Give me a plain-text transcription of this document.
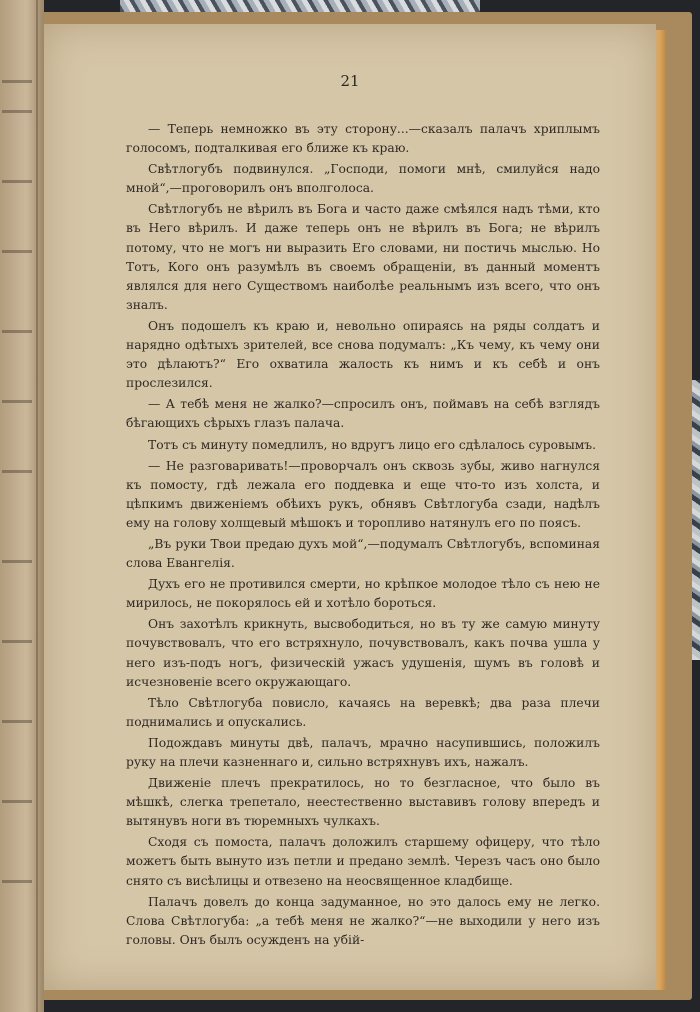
21

— Теперь немножко въ эту сторону...—сказалъ палачъ хриплымъ голосомъ, подталкивая его ближе къ краю.

Свѣтлогубъ подвинулся. „Господи, помоги мнѣ, смилуйся надо мной“,—проговорилъ онъ вполголоса.

Свѣтлогубъ не вѣрилъ въ Бога и часто даже смѣялся надъ тѣми, кто въ Него вѣрилъ. И даже теперь онъ не вѣрилъ въ Бога; не вѣрилъ потому, что не могъ ни выразить Его словами, ни постичь мыслью. Но Тотъ, Кого онъ разумѣлъ въ своемъ обращеніи, въ данный моментъ являлся для него Существомъ наиболѣе реальнымъ изъ всего, что онъ зналъ.

Онъ подошелъ къ краю и, невольно опираясь на ряды солдатъ и нарядно одѣтыхъ зрителей, все снова подумалъ: „Къ чему, къ чему они это дѣлаютъ?“ Его охватила жалость къ нимъ и къ себѣ и онъ прослезился.

— А тебѣ меня не жалко?—спросилъ онъ, поймавъ на себѣ взглядъ бѣгающихъ сѣрыхъ глазъ палача.

Тотъ съ минуту помедлилъ, но вдругъ лицо его сдѣлалось суровымъ.

— Не разговаривать!—проворчалъ онъ сквозь зубы, живо нагнулся къ помосту, гдѣ лежала его поддевка и еще что-то изъ холста, и цѣпкимъ движеніемъ обѣихъ рукъ, обнявъ Свѣтлогуба сзади, надѣлъ ему на голову холщевый мѣшокъ и торопливо натянулъ его по поясъ.

„Въ руки Твои предаю духъ мой“,—подумалъ Свѣтлогубъ, вспоминая слова Евангелія.

Духъ его не противился смерти, но крѣпкое молодое тѣло съ нею не мирилось, не покорялось ей и хотѣло бороться.

Онъ захотѣлъ крикнуть, высвободиться, но въ ту же самую минуту почувствовалъ, что его встряхнуло, почувствовалъ, какъ почва ушла у него изъ-подъ ногъ, физическій ужасъ удушенія, шумъ въ головѣ и исчезновеніе всего окружающаго.

Тѣло Свѣтлогуба повисло, качаясь на веревкѣ; два раза плечи поднимались и опускались.

Подождавъ минуты двѣ, палачъ, мрачно насупившись, положилъ руку на плечи казненнаго и, сильно встряхнувъ ихъ, нажалъ.

Движеніе плечъ прекратилось, но то безгласное, что было въ мѣшкѣ, слегка трепетало, неестественно выставивъ голову впередъ и вытянувъ ноги въ тюремныхъ чулкахъ.

Сходя съ помоста, палачъ доложилъ старшему офицеру, что тѣло можетъ быть вынуто изъ петли и предано землѣ. Черезъ часъ оно было снято съ висѣлицы и отвезено на неосвященное кладбище.

Палачъ довелъ до конца задуманное, но это далось ему не легко. Слова Свѣтлогуба: „а тебѣ меня не жалко?“—не выходили у него изъ головы. Онъ былъ осужденъ на убій-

====

Task instructions: Quote the entries in full. Any image among them is to be omitted from the copy.

Task output:
Give me a plain-text transcription of this document.
21

— Теперь немножко въ эту сторону...—сказалъ палачъ хриплымъ голосомъ, подталкивая его ближе къ краю.

Свѣтлогубъ подвинулся. „Господи, помоги мнѣ, смилуйся надо мной“,—проговорилъ онъ вполголоса.

Свѣтлогубъ не вѣрилъ въ Бога и часто даже смѣялся надъ тѣми, кто въ Него вѣрилъ. И даже теперь онъ не вѣрилъ въ Бога; не вѣрилъ потому, что не могъ ни выразить Его словами, ни постичь мыслью. Но Тотъ, Кого онъ разумѣлъ въ своемъ обращеніи, въ данный моментъ являлся для него Существомъ наиболѣе реальнымъ изъ всего, что онъ зналъ.

Онъ подошелъ къ краю и, невольно опираясь на ряды солдатъ и нарядно одѣтыхъ зрителей, все снова подумалъ: „Къ чему, къ чему они это дѣлаютъ?“ Его охватила жалость къ нимъ и къ себѣ и онъ прослезился.

— А тебѣ меня не жалко?—спросилъ онъ, поймавъ на себѣ взглядъ бѣгающихъ сѣрыхъ глазъ палача.

Тотъ съ минуту помедлилъ, но вдругъ лицо его сдѣлалось суровымъ.

— Не разговаривать!—проворчалъ онъ сквозь зубы, живо нагнулся къ помосту, гдѣ лежала его поддевка и еще что-то изъ холста, и цѣпкимъ движеніемъ обѣихъ рукъ, обнявъ Свѣтлогуба сзади, надѣлъ ему на голову холщевый мѣшокъ и торопливо натянулъ его по поясъ.

„Въ руки Твои предаю духъ мой“,—подумалъ Свѣтлогубъ, вспоминая слова Евангелія.

Духъ его не противился смерти, но крѣпкое молодое тѣло съ нею не мирилось, не покорялось ей и хотѣло бороться.

Онъ захотѣлъ крикнуть, высвободиться, но въ ту же самую минуту почувствовалъ, что его встряхнуло, почувствовалъ, какъ почва ушла у него изъ-подъ ногъ, физическій ужасъ удушенія, шумъ въ головѣ и исчезновеніе всего окружающаго.

Тѣло Свѣтлогуба повисло, качаясь на веревкѣ; два раза плечи поднимались и опускались.

Подождавъ минуты двѣ, палачъ, мрачно насупившись, положилъ руку на плечи казненнаго и, сильно встряхнувъ ихъ, нажалъ.

Движеніе плечъ прекратилось, но то безгласное, что было въ мѣшкѣ, слегка трепетало, неестественно выставивъ голову впередъ и вытянувъ ноги въ тюремныхъ чулкахъ.

Сходя съ помоста, палачъ доложилъ старшему офицеру, что тѣло можетъ быть вынуто изъ петли и предано землѣ. Черезъ часъ оно было снято съ висѣлицы и отвезено на неосвященное кладбище.

Палачъ довелъ до конца задуманное, но это далось ему не легко. Слова Свѣтлогуба: „а тебѣ меня не жалко?“—не выходили у него изъ головы. Онъ былъ осужденъ на убій-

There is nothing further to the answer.